MATERIAL FOR THIS TASK
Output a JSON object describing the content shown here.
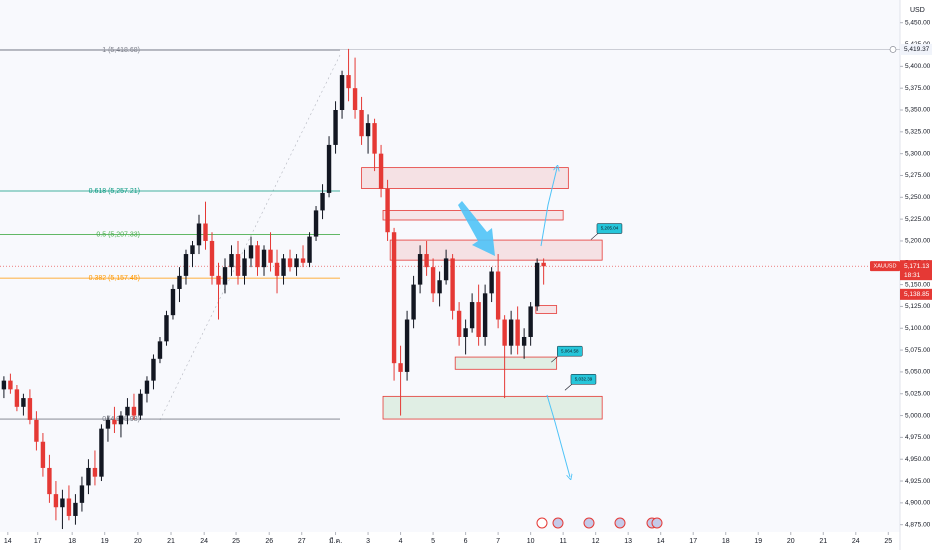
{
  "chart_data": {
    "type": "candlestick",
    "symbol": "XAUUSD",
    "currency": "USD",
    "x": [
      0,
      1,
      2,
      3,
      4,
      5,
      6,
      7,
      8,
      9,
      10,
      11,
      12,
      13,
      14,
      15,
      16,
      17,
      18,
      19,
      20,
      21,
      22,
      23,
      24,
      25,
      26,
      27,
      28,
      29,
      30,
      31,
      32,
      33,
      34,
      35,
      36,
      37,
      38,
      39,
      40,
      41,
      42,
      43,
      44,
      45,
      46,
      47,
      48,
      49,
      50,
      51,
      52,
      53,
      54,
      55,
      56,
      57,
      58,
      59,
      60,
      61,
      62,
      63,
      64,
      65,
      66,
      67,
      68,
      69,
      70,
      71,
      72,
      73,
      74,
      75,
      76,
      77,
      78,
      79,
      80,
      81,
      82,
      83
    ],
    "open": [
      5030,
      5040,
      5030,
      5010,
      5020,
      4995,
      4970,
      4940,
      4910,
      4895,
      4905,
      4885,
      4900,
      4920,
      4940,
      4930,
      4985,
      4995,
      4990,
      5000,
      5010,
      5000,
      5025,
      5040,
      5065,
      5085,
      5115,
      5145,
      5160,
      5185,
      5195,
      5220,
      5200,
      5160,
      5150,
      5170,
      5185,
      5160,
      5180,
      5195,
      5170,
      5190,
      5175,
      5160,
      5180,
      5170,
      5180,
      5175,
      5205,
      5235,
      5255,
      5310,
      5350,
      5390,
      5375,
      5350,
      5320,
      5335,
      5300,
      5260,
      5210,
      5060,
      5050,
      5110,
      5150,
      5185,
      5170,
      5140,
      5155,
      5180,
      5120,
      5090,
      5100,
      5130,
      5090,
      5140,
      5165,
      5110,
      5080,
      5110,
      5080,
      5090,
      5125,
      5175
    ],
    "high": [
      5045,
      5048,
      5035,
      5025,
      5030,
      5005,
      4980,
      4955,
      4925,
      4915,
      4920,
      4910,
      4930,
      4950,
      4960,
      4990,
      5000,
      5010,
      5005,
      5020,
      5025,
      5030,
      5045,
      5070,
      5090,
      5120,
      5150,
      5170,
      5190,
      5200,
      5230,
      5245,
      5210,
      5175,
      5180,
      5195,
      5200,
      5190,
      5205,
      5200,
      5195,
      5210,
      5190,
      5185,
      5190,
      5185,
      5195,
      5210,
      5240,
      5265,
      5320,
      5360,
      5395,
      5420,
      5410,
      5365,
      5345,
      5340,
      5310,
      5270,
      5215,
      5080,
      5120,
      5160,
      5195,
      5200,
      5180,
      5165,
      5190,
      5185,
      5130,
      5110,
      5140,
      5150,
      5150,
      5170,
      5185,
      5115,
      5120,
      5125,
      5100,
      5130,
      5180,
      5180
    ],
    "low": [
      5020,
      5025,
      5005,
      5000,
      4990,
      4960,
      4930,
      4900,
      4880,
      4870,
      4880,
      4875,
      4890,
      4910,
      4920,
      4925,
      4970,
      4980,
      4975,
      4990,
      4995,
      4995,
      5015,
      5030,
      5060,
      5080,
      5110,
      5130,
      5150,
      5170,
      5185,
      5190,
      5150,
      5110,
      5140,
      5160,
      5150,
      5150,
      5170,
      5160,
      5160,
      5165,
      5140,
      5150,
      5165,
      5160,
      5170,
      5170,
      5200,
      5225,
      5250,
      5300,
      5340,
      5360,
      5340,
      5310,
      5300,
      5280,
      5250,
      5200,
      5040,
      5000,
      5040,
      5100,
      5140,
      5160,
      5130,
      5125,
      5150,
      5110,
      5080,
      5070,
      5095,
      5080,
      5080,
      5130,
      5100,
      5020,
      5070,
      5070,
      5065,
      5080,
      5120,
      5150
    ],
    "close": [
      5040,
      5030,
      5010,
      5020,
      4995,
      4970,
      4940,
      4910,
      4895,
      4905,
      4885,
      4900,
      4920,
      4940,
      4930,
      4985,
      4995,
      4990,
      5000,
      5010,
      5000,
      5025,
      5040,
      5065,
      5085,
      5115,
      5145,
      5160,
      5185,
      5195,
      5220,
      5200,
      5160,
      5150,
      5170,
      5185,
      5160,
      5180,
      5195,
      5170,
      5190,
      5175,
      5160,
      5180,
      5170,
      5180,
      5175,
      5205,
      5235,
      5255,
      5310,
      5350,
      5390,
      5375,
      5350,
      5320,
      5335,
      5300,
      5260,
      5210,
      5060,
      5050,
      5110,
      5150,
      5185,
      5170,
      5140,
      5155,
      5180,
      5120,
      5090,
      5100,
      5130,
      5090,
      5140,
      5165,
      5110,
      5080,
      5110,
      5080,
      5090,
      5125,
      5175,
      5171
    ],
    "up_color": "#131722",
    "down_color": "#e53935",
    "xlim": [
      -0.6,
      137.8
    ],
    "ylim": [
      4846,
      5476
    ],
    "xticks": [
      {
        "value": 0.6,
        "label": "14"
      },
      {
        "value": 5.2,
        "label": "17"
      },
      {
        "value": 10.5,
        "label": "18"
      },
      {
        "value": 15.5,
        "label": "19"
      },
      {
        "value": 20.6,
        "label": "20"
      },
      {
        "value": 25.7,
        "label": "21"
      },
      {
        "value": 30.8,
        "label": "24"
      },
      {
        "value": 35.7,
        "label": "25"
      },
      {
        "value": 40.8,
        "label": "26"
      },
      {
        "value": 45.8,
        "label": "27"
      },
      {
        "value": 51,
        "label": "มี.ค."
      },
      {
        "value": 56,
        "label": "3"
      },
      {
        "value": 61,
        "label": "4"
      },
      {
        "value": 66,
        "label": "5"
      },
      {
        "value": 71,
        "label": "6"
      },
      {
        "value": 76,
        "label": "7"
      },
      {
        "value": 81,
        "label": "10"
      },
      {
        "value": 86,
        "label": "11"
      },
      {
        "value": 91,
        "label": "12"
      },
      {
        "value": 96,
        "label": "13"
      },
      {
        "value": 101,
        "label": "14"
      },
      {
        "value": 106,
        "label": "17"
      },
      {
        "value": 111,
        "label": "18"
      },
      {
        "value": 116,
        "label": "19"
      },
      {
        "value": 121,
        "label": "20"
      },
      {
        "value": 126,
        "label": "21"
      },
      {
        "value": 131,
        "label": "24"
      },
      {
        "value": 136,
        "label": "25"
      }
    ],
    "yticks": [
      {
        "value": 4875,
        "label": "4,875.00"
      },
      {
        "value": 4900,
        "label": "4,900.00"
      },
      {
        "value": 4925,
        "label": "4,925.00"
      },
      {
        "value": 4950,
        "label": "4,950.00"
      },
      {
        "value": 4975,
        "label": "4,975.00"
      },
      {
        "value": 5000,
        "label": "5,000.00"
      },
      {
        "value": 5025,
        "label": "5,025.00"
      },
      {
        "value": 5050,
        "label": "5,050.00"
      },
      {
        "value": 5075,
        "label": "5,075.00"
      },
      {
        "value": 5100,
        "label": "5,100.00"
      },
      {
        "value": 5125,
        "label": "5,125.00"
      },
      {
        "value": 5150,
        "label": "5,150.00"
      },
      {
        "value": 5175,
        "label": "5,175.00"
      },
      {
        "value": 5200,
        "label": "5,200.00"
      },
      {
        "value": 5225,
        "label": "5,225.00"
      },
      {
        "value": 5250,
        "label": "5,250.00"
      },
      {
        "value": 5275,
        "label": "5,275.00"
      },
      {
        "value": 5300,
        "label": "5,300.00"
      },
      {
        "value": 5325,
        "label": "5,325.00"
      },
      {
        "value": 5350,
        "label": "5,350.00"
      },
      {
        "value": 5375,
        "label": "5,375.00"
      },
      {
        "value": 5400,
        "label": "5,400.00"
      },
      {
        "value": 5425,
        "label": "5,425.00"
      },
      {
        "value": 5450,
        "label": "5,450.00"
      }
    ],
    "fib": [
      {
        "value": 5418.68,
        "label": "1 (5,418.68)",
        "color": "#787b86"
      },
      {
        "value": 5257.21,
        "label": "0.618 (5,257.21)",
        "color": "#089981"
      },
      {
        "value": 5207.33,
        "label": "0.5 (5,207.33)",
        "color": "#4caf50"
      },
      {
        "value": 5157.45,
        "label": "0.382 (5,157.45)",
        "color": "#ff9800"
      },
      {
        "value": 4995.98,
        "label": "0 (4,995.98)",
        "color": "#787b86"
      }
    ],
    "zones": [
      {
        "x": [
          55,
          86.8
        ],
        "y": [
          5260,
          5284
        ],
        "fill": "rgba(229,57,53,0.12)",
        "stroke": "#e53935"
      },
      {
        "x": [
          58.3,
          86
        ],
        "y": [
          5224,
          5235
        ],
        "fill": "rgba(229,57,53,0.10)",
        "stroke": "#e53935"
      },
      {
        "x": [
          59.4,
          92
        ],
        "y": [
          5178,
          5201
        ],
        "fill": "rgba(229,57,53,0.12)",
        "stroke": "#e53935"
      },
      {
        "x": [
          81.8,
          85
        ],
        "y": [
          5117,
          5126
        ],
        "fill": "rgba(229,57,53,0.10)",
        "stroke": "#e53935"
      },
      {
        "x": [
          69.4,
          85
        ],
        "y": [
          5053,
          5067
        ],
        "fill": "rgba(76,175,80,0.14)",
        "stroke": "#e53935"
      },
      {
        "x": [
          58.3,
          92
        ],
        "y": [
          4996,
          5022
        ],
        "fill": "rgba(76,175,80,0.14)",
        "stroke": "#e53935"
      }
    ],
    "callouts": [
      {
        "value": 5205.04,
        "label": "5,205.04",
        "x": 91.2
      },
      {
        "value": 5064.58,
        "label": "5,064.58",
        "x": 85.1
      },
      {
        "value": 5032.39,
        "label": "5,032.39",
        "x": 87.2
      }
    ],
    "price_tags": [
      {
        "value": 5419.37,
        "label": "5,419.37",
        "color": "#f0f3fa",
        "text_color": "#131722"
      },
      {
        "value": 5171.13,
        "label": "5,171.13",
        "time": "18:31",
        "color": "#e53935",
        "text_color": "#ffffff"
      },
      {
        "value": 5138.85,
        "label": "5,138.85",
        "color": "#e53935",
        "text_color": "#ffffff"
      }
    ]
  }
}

* * *

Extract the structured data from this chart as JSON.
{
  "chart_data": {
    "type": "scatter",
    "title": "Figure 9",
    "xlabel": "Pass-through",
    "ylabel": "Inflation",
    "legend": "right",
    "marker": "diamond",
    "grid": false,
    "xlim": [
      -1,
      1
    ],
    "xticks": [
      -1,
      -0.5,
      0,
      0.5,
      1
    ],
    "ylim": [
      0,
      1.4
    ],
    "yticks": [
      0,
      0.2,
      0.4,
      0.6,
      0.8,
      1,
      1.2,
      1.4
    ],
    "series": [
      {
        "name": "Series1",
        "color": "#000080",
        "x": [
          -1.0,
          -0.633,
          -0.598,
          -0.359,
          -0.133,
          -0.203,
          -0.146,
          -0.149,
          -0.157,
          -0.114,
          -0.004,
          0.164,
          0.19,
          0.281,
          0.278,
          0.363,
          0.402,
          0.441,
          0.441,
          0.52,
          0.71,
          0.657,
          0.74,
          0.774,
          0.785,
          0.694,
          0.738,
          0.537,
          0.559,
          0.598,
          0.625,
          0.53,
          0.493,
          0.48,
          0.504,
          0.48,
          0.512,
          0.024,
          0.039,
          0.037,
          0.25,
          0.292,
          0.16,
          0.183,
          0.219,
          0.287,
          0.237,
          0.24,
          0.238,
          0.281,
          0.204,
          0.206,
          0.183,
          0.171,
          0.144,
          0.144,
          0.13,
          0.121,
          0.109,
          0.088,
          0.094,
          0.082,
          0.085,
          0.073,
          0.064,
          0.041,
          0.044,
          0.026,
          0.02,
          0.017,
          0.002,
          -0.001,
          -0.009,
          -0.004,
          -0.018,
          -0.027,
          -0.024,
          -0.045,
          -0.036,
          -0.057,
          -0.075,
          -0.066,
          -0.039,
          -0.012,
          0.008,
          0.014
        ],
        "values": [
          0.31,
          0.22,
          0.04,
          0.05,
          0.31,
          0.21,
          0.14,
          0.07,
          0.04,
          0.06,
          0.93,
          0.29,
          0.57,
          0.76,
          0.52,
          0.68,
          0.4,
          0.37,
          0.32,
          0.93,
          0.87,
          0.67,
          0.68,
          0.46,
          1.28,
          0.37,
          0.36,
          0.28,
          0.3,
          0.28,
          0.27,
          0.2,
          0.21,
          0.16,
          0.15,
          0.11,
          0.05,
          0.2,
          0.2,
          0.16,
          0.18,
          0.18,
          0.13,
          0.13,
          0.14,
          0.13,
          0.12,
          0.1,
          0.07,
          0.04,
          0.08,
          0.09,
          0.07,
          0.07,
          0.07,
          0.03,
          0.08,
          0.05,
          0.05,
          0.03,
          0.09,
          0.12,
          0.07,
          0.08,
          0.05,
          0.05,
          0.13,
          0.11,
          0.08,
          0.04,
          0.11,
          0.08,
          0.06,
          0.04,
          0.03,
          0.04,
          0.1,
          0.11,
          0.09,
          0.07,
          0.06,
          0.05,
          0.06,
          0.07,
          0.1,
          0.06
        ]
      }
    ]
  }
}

* * *

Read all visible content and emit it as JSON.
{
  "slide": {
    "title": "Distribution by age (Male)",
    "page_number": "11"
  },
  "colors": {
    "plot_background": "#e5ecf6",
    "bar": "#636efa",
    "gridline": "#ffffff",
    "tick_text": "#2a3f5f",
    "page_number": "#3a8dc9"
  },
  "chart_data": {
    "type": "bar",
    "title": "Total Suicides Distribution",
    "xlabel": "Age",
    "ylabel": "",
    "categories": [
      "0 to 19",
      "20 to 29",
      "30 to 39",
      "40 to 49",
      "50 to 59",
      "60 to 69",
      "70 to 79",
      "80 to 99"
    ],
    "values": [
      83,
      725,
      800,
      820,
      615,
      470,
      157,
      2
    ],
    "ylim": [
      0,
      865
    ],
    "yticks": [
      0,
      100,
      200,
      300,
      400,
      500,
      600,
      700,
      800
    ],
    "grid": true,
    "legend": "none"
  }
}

WORK TO DO
Extract all lines containing the word "Distribution".

ANSWER TO THIS TASK
    "title": "Distribution by age (Male)",
    "title": "Total Suicides Distribution",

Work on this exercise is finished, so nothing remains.